### ROWS
--- BEGIN ---

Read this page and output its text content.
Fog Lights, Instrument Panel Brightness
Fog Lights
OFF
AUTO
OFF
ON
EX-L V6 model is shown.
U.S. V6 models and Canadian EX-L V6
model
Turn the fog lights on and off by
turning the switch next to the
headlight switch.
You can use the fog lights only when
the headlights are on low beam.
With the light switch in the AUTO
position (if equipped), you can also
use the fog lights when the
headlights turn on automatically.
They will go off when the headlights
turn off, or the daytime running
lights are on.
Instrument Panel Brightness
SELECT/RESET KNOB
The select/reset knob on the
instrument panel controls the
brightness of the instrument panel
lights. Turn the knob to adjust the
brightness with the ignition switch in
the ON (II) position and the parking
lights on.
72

--- END ---

### TASK STATEMENT
Which lines in the data above contain "when"? Show each one.

### WRITTEN RESPONSE
You can use the fog lights only when
use the fog lights when the
They will go off when the headlights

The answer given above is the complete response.